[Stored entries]
================

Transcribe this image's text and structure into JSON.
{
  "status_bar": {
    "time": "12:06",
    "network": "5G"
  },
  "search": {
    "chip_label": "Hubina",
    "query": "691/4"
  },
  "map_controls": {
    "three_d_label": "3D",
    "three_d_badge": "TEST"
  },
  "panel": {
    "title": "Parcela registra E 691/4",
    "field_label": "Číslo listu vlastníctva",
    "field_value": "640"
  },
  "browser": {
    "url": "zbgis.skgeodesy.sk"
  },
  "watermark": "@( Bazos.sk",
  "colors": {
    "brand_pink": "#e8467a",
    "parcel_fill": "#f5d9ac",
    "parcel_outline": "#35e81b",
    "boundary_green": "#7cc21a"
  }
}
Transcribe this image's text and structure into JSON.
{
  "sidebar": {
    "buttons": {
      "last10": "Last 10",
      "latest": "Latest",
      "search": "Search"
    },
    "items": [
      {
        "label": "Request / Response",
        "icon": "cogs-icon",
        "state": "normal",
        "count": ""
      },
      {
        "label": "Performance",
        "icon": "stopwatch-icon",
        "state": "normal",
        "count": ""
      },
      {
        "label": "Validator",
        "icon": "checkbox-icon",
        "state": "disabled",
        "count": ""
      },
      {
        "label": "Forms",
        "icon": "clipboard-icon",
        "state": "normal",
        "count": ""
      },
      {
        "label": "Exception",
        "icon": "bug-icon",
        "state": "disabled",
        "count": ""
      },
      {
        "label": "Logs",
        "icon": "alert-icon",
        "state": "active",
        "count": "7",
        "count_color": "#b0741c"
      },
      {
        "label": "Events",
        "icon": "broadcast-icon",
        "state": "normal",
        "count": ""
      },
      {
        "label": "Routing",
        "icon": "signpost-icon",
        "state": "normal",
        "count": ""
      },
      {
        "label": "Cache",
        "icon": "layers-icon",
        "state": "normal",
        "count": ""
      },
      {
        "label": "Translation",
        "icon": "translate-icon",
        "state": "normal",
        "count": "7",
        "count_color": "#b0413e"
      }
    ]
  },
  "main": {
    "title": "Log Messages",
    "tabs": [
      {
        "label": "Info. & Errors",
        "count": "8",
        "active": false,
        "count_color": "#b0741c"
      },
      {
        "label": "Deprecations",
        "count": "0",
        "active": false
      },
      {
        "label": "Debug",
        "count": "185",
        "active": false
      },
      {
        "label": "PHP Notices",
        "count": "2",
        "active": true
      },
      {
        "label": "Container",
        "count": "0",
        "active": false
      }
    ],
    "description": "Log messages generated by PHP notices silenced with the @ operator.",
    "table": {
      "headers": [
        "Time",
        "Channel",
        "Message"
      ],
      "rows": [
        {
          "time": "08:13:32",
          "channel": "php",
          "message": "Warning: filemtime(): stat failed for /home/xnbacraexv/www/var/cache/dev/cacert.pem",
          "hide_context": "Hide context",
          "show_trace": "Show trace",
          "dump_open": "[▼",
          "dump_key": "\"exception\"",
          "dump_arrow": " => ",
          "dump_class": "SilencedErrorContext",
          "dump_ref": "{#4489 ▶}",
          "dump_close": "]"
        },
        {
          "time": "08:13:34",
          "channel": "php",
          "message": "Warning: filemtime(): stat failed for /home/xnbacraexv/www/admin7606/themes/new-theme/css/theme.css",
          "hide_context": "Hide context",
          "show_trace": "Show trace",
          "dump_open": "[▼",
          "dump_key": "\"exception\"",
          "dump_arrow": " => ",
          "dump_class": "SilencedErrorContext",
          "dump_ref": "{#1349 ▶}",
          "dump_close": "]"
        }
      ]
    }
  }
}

================

> [Problem to solve]: Transcribe all of the material exactly. Omit nothing.

> [Result of this task]:
Transcribe this image's text and structure into JSON.
{
  "status_bar": {
    "time": "12:06",
    "network": "5G"
  },
  "search": {
    "chip_label": "Hubina",
    "query": "691/4"
  },
  "map_controls": {
    "three_d_label": "3D",
    "three_d_badge": "TEST"
  },
  "panel": {
    "title": "Parcela registra E 691/4",
    "field_label": "Číslo listu vlastníctva",
    "field_value": "640"
  },
  "browser": {
    "url": "zbgis.skgeodesy.sk"
  },
  "watermark": "@( Bazos.sk",
  "colors": {
    "brand_pink": "#e8467a",
    "parcel_fill": "#f5d9ac",
    "parcel_outline": "#35e81b",
    "boundary_green": "#7cc21a"
  }
}
Transcribe this image's text and structure into JSON.
{
  "sidebar": {
    "buttons": {
      "last10": "Last 10",
      "latest": "Latest",
      "search": "Search"
    },
    "items": [
      {
        "label": "Request / Response",
        "icon": "cogs-icon",
        "state": "normal",
        "count": ""
      },
      {
        "label": "Performance",
        "icon": "stopwatch-icon",
        "state": "normal",
        "count": ""
      },
      {
        "label": "Validator",
        "icon": "checkbox-icon",
        "state": "disabled",
        "count": ""
      },
      {
        "label": "Forms",
        "icon": "clipboard-icon",
        "state": "normal",
        "count": ""
      },
      {
        "label": "Exception",
        "icon": "bug-icon",
        "state": "disabled",
        "count": ""
      },
      {
        "label": "Logs",
        "icon": "alert-icon",
        "state": "active",
        "count": "7",
        "count_color": "#b0741c"
      },
      {
        "label": "Events",
        "icon": "broadcast-icon",
        "state": "normal",
        "count": ""
      },
      {
        "label": "Routing",
        "icon": "signpost-icon",
        "state": "normal",
        "count": ""
      },
      {
        "label": "Cache",
        "icon": "layers-icon",
        "state": "normal",
        "count": ""
      },
      {
        "label": "Translation",
        "icon": "translate-icon",
        "state": "normal",
        "count": "7",
        "count_color": "#b0413e"
      }
    ]
  },
  "main": {
    "title": "Log Messages",
    "tabs": [
      {
        "label": "Info. & Errors",
        "count": "8",
        "active": false,
        "count_color": "#b0741c"
      },
      {
        "label": "Deprecations",
        "count": "0",
        "active": false
      },
      {
        "label": "Debug",
        "count": "185",
        "active": false
      },
      {
        "label": "PHP Notices",
        "count": "2",
        "active": true
      },
      {
        "label": "Container",
        "count": "0",
        "active": false
      }
    ],
    "description": "Log messages generated by PHP notices silenced with the @ operator.",
    "table": {
      "headers": [
        "Time",
        "Channel",
        "Message"
      ],
      "rows": [
        {
          "time": "08:13:32",
          "channel": "php",
          "message": "Warning: filemtime(): stat failed for /home/xnbacraexv/www/var/cache/dev/cacert.pem",
          "hide_context": "Hide context",
          "show_trace": "Show trace",
          "dump_open": "[▼",
          "dump_key": "\"exception\"",
          "dump_arrow": " => ",
          "dump_class": "SilencedErrorContext",
          "dump_ref": "{#4489 ▶}",
          "dump_close": "]"
        },
        {
          "time": "08:13:34",
          "channel": "php",
          "message": "Warning: filemtime(): stat failed for /home/xnbacraexv/www/admin7606/themes/new-theme/css/theme.css",
          "hide_context": "Hide context",
          "show_trace": "Show trace",
          "dump_open": "[▼",
          "dump_key": "\"exception\"",
          "dump_arrow": " => ",
          "dump_class": "SilencedErrorContext",
          "dump_ref": "{#1349 ▶}",
          "dump_close": "]"
        }
      ]
    }
  }
}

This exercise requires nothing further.